--- BEGIN ---

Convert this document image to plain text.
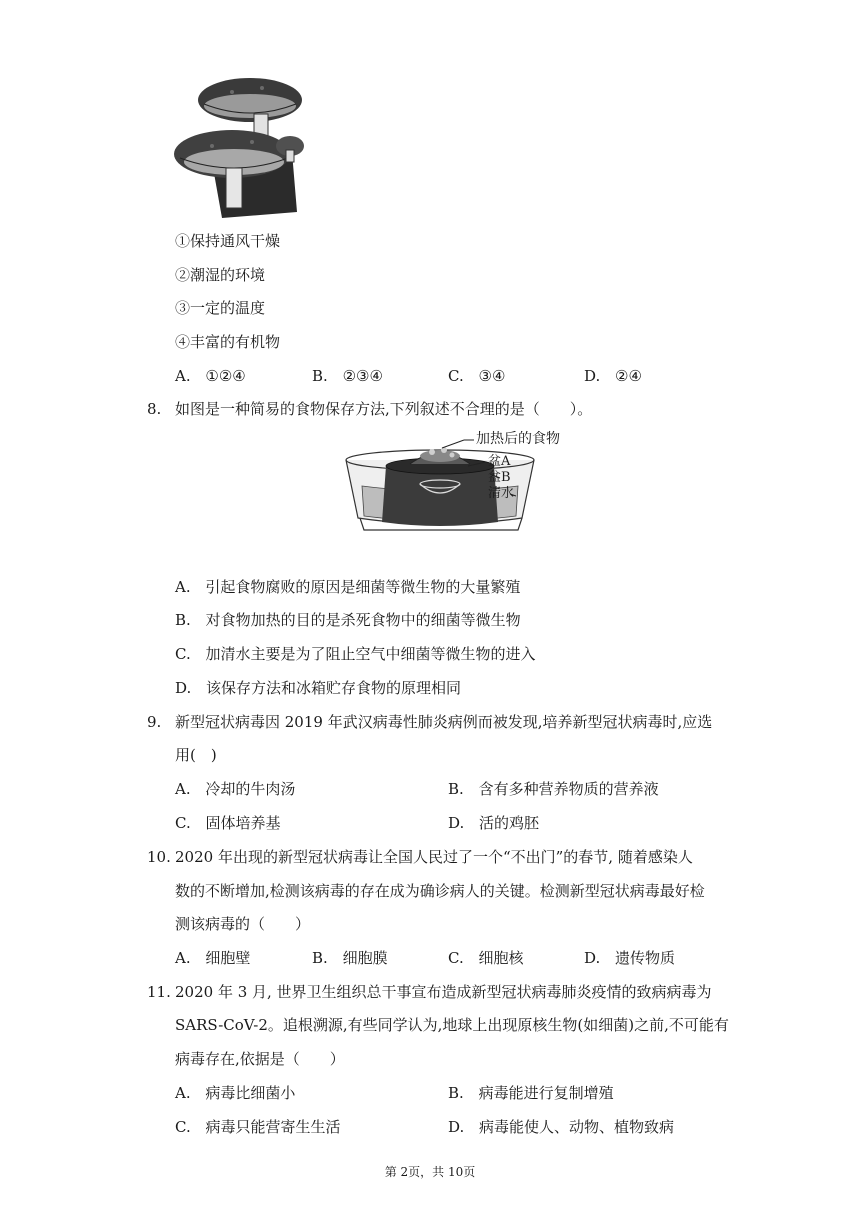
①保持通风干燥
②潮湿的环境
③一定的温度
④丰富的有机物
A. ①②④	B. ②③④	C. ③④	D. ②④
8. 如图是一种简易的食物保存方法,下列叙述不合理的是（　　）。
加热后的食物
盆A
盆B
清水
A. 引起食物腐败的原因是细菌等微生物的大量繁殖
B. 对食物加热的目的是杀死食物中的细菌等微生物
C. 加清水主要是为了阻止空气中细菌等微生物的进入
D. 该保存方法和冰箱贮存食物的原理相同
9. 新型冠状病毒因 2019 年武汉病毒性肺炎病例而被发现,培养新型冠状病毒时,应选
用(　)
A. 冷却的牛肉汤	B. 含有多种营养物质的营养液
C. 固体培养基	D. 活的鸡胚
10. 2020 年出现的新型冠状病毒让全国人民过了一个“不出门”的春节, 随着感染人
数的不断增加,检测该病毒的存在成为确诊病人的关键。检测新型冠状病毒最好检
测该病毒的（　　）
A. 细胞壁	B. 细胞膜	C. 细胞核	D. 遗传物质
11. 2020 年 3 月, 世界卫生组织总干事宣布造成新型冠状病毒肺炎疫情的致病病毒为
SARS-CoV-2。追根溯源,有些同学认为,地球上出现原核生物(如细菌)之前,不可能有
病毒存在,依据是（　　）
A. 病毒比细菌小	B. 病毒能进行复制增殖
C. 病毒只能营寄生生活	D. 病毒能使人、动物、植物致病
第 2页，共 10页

--- END ---
--- BEGIN ---

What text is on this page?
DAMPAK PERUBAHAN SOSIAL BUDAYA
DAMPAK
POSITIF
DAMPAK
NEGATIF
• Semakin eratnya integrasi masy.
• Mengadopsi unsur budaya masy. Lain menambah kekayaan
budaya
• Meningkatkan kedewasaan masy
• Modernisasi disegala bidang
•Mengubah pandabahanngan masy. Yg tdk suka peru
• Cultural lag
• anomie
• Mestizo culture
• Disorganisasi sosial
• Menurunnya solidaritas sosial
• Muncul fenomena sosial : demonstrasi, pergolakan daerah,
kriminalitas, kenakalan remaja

--- END ---

- [Set exercise]: Find the lines containing "masy" and pull them out.

- [Expected answer]:
• Semakin eratnya integrasi masy.
• Mengadopsi unsur budaya masy. Lain menambah kekayaan
• Meningkatkan kedewasaan masy
•Mengubah pandabahanngan masy. Yg tdk suka peru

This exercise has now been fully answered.